_Exercise_
Locate all lines with the word "Antal". Copy them.

_Extracted information_
------------------------
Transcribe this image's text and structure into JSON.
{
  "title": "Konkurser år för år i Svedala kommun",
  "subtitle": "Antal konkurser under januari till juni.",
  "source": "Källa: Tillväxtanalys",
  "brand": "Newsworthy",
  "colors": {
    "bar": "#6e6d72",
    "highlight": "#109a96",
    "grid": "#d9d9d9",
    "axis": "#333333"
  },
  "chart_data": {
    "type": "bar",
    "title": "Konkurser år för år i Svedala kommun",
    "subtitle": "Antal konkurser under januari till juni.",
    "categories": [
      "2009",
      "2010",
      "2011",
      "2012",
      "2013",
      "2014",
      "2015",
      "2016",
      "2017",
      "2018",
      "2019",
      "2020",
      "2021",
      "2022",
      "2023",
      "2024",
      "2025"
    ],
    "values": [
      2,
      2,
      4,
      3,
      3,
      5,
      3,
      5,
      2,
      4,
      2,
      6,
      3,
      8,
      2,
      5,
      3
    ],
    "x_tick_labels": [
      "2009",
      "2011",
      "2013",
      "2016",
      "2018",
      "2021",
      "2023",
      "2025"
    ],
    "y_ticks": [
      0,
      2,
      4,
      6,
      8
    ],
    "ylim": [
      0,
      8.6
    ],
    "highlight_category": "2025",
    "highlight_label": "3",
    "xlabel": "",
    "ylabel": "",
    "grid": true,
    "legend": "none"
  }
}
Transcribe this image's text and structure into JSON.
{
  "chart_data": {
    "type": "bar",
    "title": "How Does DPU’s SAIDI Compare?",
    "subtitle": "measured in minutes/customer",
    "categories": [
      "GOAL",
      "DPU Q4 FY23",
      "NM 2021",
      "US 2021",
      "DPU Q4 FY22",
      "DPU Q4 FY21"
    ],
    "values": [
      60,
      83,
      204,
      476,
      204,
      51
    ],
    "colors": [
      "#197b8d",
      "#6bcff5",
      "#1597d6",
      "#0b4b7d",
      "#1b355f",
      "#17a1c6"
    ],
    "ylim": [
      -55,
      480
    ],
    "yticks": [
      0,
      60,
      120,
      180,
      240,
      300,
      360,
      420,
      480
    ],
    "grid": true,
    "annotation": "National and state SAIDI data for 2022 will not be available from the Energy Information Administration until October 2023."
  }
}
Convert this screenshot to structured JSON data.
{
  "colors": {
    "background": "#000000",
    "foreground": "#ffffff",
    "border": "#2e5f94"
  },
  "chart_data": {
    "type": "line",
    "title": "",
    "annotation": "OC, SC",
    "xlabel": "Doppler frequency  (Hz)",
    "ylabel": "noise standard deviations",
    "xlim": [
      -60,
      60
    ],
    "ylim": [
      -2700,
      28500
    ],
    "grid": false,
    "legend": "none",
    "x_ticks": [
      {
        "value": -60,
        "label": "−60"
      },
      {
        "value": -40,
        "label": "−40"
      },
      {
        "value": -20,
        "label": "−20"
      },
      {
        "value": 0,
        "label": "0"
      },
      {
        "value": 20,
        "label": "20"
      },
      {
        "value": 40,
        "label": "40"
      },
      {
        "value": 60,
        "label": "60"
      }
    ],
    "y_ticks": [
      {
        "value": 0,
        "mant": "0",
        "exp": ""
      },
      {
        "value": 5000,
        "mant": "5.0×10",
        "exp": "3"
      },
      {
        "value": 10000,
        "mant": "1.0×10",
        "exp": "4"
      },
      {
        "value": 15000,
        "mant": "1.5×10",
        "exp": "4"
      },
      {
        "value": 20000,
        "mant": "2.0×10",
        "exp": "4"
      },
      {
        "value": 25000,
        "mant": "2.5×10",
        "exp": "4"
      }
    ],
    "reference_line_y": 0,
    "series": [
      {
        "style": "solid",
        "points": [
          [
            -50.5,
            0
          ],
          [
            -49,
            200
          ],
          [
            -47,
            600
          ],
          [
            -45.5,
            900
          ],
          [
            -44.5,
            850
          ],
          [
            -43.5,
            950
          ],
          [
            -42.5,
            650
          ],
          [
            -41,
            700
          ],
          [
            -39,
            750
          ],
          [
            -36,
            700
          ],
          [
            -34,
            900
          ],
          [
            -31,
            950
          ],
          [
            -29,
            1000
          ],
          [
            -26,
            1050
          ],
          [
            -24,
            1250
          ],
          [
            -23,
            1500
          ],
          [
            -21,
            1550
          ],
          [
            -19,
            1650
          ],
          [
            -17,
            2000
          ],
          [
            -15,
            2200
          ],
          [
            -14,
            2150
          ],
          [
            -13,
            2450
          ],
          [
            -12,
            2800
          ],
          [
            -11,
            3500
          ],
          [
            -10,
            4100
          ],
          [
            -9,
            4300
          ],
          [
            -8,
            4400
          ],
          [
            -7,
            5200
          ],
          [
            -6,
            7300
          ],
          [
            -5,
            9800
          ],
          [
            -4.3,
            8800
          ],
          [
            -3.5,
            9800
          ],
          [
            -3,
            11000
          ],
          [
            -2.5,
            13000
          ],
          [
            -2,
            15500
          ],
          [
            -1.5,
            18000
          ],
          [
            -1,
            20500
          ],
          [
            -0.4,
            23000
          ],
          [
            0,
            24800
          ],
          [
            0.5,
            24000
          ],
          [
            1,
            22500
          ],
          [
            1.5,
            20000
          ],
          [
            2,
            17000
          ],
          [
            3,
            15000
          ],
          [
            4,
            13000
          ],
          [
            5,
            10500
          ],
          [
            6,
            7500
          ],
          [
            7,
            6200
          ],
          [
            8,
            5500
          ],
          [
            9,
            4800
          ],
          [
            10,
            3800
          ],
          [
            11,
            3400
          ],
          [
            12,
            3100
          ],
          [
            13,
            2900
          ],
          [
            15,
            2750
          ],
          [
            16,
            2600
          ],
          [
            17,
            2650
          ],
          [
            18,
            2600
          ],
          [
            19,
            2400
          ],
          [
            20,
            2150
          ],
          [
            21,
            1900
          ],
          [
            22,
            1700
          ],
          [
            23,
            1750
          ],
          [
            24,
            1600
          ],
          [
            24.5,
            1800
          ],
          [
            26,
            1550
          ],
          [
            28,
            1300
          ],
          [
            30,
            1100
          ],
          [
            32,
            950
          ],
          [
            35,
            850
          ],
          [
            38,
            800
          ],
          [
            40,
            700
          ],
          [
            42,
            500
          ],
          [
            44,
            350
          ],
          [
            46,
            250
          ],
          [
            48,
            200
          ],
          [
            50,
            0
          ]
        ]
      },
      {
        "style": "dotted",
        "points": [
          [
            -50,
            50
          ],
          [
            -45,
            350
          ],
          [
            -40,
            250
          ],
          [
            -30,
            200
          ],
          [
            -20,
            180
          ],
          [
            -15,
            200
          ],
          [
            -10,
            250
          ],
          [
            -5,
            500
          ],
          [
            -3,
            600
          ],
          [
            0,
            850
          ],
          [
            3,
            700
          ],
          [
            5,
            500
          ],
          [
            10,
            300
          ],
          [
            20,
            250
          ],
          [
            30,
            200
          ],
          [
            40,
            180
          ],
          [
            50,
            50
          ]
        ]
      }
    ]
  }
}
------------------------
_Solution for this task_
  "subtitle": "Antal konkurser under januari till juni.",
    "subtitle": "Antal konkurser under januari till juni.",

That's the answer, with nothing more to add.